Problem requirements: Reproduce the full listing that appears beneath this instruction exactly.

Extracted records
☆ ☆ ☆

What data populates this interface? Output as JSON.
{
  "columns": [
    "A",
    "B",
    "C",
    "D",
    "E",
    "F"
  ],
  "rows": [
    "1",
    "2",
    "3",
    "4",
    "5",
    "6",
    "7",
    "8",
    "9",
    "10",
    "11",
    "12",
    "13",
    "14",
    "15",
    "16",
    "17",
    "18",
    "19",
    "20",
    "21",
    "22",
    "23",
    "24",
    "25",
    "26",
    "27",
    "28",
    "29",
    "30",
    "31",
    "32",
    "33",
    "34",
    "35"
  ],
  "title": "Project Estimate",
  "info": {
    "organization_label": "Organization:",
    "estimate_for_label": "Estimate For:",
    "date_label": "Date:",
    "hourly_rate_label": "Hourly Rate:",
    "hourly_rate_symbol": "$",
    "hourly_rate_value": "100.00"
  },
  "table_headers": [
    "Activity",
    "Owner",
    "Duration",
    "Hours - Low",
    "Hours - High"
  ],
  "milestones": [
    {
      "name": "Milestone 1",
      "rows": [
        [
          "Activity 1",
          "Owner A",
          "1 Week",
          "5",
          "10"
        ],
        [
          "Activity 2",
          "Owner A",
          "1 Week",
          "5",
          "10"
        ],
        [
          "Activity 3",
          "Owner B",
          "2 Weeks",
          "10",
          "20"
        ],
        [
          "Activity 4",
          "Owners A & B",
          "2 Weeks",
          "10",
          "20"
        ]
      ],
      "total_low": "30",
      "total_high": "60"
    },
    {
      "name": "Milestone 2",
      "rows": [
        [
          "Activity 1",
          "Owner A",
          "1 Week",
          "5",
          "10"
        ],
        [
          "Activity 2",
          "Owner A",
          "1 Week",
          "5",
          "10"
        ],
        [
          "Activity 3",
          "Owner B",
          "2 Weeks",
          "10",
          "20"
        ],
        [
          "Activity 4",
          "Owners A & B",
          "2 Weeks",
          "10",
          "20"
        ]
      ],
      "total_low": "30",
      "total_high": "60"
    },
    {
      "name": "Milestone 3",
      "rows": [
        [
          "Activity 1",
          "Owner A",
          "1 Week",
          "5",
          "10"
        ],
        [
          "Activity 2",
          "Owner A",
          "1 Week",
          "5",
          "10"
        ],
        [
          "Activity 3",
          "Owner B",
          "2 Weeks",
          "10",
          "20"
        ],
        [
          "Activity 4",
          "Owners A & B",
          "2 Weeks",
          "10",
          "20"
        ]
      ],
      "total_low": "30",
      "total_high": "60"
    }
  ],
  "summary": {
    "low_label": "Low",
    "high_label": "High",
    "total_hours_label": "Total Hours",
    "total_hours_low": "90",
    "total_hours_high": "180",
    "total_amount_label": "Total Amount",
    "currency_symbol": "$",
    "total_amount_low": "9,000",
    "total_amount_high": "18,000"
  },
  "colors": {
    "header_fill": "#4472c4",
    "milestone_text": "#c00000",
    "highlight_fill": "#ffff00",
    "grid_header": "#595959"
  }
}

☆ ☆ ☆

Complete answer:
What data populates this interface? Output as JSON.
{
  "columns": [
    "A",
    "B",
    "C",
    "D",
    "E",
    "F"
  ],
  "rows": [
    "1",
    "2",
    "3",
    "4",
    "5",
    "6",
    "7",
    "8",
    "9",
    "10",
    "11",
    "12",
    "13",
    "14",
    "15",
    "16",
    "17",
    "18",
    "19",
    "20",
    "21",
    "22",
    "23",
    "24",
    "25",
    "26",
    "27",
    "28",
    "29",
    "30",
    "31",
    "32",
    "33",
    "34",
    "35"
  ],
  "title": "Project Estimate",
  "info": {
    "organization_label": "Organization:",
    "estimate_for_label": "Estimate For:",
    "date_label": "Date:",
    "hourly_rate_label": "Hourly Rate:",
    "hourly_rate_symbol": "$",
    "hourly_rate_value": "100.00"
  },
  "table_headers": [
    "Activity",
    "Owner",
    "Duration",
    "Hours - Low",
    "Hours - High"
  ],
  "milestones": [
    {
      "name": "Milestone 1",
      "rows": [
        [
          "Activity 1",
          "Owner A",
          "1 Week",
          "5",
          "10"
        ],
        [
          "Activity 2",
          "Owner A",
          "1 Week",
          "5",
          "10"
        ],
        [
          "Activity 3",
          "Owner B",
          "2 Weeks",
          "10",
          "20"
        ],
        [
          "Activity 4",
          "Owners A & B",
          "2 Weeks",
          "10",
          "20"
        ]
      ],
      "total_low": "30",
      "total_high": "60"
    },
    {
      "name": "Milestone 2",
      "rows": [
        [
          "Activity 1",
          "Owner A",
          "1 Week",
          "5",
          "10"
        ],
        [
          "Activity 2",
          "Owner A",
          "1 Week",
          "5",
          "10"
        ],
        [
          "Activity 3",
          "Owner B",
          "2 Weeks",
          "10",
          "20"
        ],
        [
          "Activity 4",
          "Owners A & B",
          "2 Weeks",
          "10",
          "20"
        ]
      ],
      "total_low": "30",
      "total_high": "60"
    },
    {
      "name": "Milestone 3",
      "rows": [
        [
          "Activity 1",
          "Owner A",
          "1 Week",
          "5",
          "10"
        ],
        [
          "Activity 2",
          "Owner A",
          "1 Week",
          "5",
          "10"
        ],
        [
          "Activity 3",
          "Owner B",
          "2 Weeks",
          "10",
          "20"
        ],
        [
          "Activity 4",
          "Owners A & B",
          "2 Weeks",
          "10",
          "20"
        ]
      ],
      "total_low": "30",
      "total_high": "60"
    }
  ],
  "summary": {
    "low_label": "Low",
    "high_label": "High",
    "total_hours_label": "Total Hours",
    "total_hours_low": "90",
    "total_hours_high": "180",
    "total_amount_label": "Total Amount",
    "currency_symbol": "$",
    "total_amount_low": "9,000",
    "total_amount_high": "18,000"
  },
  "colors": {
    "header_fill": "#4472c4",
    "milestone_text": "#c00000",
    "highlight_fill": "#ffff00",
    "grid_header": "#595959"
  }
}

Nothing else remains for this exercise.